Exercise aim.
Skip the pictures. Repeat everything else in the records word for word.

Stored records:

....

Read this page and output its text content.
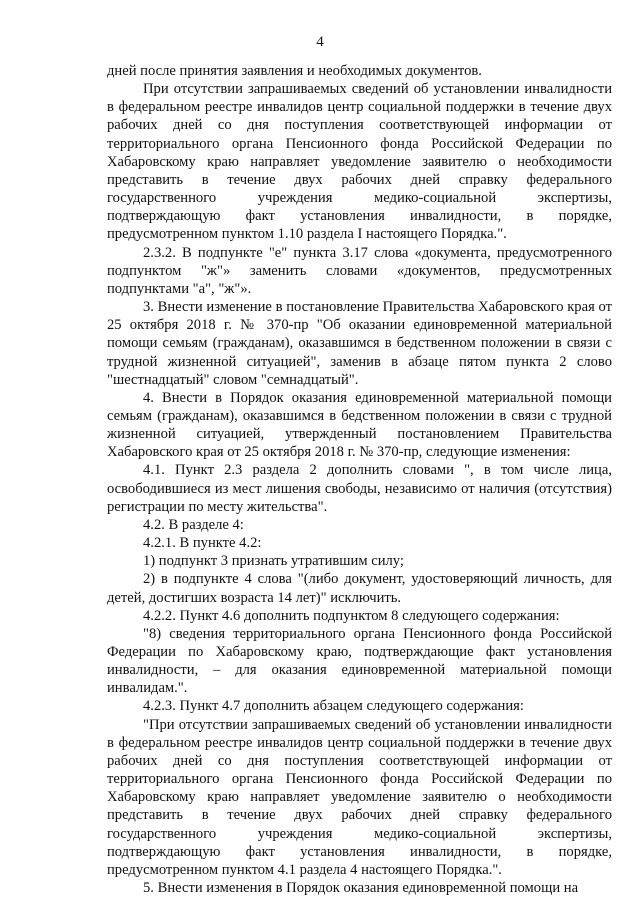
4

дней после принятия заявления и необходимых документов.

При отсутствии запрашиваемых сведений об установлении инвалидности в федеральном реестре инвалидов центр социальной поддержки в течение двух рабочих дней со дня поступления соответствующей информации от территориального органа Пенсионного фонда Российской Федерации по Хабаровскому краю направляет уведомление заявителю о необходимости представить в течение двух рабочих дней справку федерального государственного учреждения медико-социальной экспертизы, подтверждающую факт установления инвалидности, в порядке, предусмотренном пунктом 1.10 раздела I настоящего Порядка.".

2.3.2. В подпункте "е" пункта 3.17 слова «документа, предусмотренного подпунктом "ж"» заменить словами «документов, предусмотренных подпунктами "а", "ж"».

3. Внести изменение в постановление Правительства Хабаровского края от 25 октября 2018 г. № 370-пр "Об оказании единовременной материальной помощи семьям (гражданам), оказавшимся в бедственном положении в связи с трудной жизненной ситуацией", заменив в абзаце пятом пункта 2 слово "шестнадцатый" словом "семнадцатый".

4. Внести в Порядок оказания единовременной материальной помощи семьям (гражданам), оказавшимся в бедственном положении в связи с трудной жизненной ситуацией, утвержденный постановлением Правительства Хабаровского края от 25 октября 2018 г. № 370-пр, следующие изменения:

4.1. Пункт 2.3 раздела 2 дополнить словами ", в том числе лица, освободившиеся из мест лишения свободы, независимо от наличия (отсутствия) регистрации по месту жительства".

4.2. В разделе 4:

4.2.1. В пункте 4.2:

1) подпункт 3 признать утратившим силу;

2) в подпункте 4 слова "(либо документ, удостоверяющий личность, для детей, достигших возраста 14 лет)" исключить.

4.2.2. Пункт 4.6 дополнить подпунктом 8 следующего содержания:

"8) сведения территориального органа Пенсионного фонда Российской Федерации по Хабаровскому краю, подтверждающие факт установления инвалидности, – для оказания единовременной материальной помощи инвалидам.".

4.2.3. Пункт 4.7 дополнить абзацем следующего содержания:

"При отсутствии запрашиваемых сведений об установлении инвалидности в федеральном реестре инвалидов центр социальной поддержки в течение двух рабочих дней со дня поступления соответствующей информации от территориального органа Пенсионного фонда Российской Федерации по Хабаровскому краю направляет уведомление заявителю о необходимости представить в течение двух рабочих дней справку федерального государственного учреждения медико-социальной экспертизы, подтверждающую факт установления инвалидности, в порядке, предусмотренном пунктом 4.1 раздела 4 настоящего Порядка.".

5. Внести изменения в Порядок оказания единовременной помощи на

....

Answer to this exercise.
Read this page and output its text content.
4

дней после принятия заявления и необходимых документов.

При отсутствии запрашиваемых сведений об установлении инвалидности в федеральном реестре инвалидов центр социальной поддержки в течение двух рабочих дней со дня поступления соответствующей информации от территориального органа Пенсионного фонда Российской Федерации по Хабаровскому краю направляет уведомление заявителю о необходимости представить в течение двух рабочих дней справку федерального государственного учреждения медико-социальной экспертизы, подтверждающую факт установления инвалидности, в порядке, предусмотренном пунктом 1.10 раздела I настоящего Порядка.".

2.3.2. В подпункте "е" пункта 3.17 слова «документа, предусмотренного подпунктом "ж"» заменить словами «документов, предусмотренных подпунктами "а", "ж"».

3. Внести изменение в постановление Правительства Хабаровского края от 25 октября 2018 г. № 370-пр "Об оказании единовременной материальной помощи семьям (гражданам), оказавшимся в бедственном положении в связи с трудной жизненной ситуацией", заменив в абзаце пятом пункта 2 слово "шестнадцатый" словом "семнадцатый".

4. Внести в Порядок оказания единовременной материальной помощи семьям (гражданам), оказавшимся в бедственном положении в связи с трудной жизненной ситуацией, утвержденный постановлением Правительства Хабаровского края от 25 октября 2018 г. № 370-пр, следующие изменения:

4.1. Пункт 2.3 раздела 2 дополнить словами ", в том числе лица, освободившиеся из мест лишения свободы, независимо от наличия (отсутствия) регистрации по месту жительства".

4.2. В разделе 4:

4.2.1. В пункте 4.2:

1) подпункт 3 признать утратившим силу;

2) в подпункте 4 слова "(либо документ, удостоверяющий личность, для детей, достигших возраста 14 лет)" исключить.

4.2.2. Пункт 4.6 дополнить подпунктом 8 следующего содержания:

"8) сведения территориального органа Пенсионного фонда Российской Федерации по Хабаровскому краю, подтверждающие факт установления инвалидности, – для оказания единовременной материальной помощи инвалидам.".

4.2.3. Пункт 4.7 дополнить абзацем следующего содержания:

"При отсутствии запрашиваемых сведений об установлении инвалидности в федеральном реестре инвалидов центр социальной поддержки в течение двух рабочих дней со дня поступления соответствующей информации от территориального органа Пенсионного фонда Российской Федерации по Хабаровскому краю направляет уведомление заявителю о необходимости представить в течение двух рабочих дней справку федерального государственного учреждения медико-социальной экспертизы, подтверждающую факт установления инвалидности, в порядке, предусмотренном пунктом 4.1 раздела 4 настоящего Порядка.".

5. Внести изменения в Порядок оказания единовременной помощи на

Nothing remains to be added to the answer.